§ **STATED GOAL**: Exactly reproduce the lines from the one holding "What does this" through the final line of the listing below, with both ends included and nothing else.

§ **THE DATA**:
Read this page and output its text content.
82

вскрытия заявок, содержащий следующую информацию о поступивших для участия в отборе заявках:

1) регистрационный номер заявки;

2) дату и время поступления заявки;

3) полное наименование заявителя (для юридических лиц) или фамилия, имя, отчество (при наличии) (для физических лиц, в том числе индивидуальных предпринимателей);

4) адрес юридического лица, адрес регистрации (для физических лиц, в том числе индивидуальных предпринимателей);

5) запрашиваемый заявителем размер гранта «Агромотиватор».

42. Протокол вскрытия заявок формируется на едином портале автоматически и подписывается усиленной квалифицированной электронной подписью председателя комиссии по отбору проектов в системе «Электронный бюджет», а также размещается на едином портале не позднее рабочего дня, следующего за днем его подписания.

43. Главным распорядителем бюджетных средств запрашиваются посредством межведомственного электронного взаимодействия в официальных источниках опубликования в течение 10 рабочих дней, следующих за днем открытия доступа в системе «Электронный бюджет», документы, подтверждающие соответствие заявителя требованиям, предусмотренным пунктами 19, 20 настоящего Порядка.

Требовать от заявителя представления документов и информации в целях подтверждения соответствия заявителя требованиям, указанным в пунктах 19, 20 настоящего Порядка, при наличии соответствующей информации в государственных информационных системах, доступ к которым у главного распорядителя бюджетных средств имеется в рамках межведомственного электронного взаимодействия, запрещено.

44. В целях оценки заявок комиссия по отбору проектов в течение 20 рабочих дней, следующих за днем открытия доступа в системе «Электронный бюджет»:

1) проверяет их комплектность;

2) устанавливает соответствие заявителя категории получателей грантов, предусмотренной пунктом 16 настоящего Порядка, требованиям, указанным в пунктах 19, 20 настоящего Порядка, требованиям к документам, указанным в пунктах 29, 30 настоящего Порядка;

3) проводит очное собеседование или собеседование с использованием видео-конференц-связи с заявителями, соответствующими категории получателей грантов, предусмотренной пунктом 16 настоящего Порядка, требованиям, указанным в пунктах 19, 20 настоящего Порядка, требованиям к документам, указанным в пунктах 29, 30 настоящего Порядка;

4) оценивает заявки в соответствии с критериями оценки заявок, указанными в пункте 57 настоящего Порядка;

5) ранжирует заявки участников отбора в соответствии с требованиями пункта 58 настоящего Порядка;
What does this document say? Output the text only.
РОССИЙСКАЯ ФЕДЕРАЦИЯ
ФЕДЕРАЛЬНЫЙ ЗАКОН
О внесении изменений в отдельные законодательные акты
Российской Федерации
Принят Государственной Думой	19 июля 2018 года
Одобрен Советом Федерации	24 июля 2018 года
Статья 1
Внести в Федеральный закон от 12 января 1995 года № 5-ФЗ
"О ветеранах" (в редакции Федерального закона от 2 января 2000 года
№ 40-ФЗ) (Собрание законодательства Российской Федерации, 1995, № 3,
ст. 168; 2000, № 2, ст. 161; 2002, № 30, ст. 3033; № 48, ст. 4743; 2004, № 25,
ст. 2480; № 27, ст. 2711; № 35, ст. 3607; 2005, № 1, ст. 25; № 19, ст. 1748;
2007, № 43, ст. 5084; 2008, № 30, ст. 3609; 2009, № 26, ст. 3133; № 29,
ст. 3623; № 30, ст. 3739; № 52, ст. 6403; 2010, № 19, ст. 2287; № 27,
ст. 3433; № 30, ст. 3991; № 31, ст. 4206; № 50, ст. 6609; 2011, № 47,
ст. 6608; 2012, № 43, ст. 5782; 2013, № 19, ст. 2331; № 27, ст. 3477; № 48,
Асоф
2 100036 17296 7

§ **SOLUTION TO THIS TASK**:
What does this document say? Output the text only.
РОССИЙСКАЯ ФЕДЕРАЦИЯ
ФЕДЕРАЛЬНЫЙ ЗАКОН
О внесении изменений в отдельные законодательные акты
Российской Федерации
Принят Государственной Думой	19 июля 2018 года
Одобрен Советом Федерации	24 июля 2018 года
Статья 1
Внести в Федеральный закон от 12 января 1995 года № 5-ФЗ
"О ветеранах" (в редакции Федерального закона от 2 января 2000 года
№ 40-ФЗ) (Собрание законодательства Российской Федерации, 1995, № 3,
ст. 168; 2000, № 2, ст. 161; 2002, № 30, ст. 3033; № 48, ст. 4743; 2004, № 25,
ст. 2480; № 27, ст. 2711; № 35, ст. 3607; 2005, № 1, ст. 25; № 19, ст. 1748;
2007, № 43, ст. 5084; 2008, № 30, ст. 3609; 2009, № 26, ст. 3133; № 29,
ст. 3623; № 30, ст. 3739; № 52, ст. 6403; 2010, № 19, ст. 2287; № 27,
ст. 3433; № 30, ст. 3991; № 31, ст. 4206; № 50, ст. 6609; 2011, № 47,
ст. 6608; 2012, № 43, ст. 5782; 2013, № 19, ст. 2331; № 27, ст. 3477; № 48,
Асоф
2 100036 17296 7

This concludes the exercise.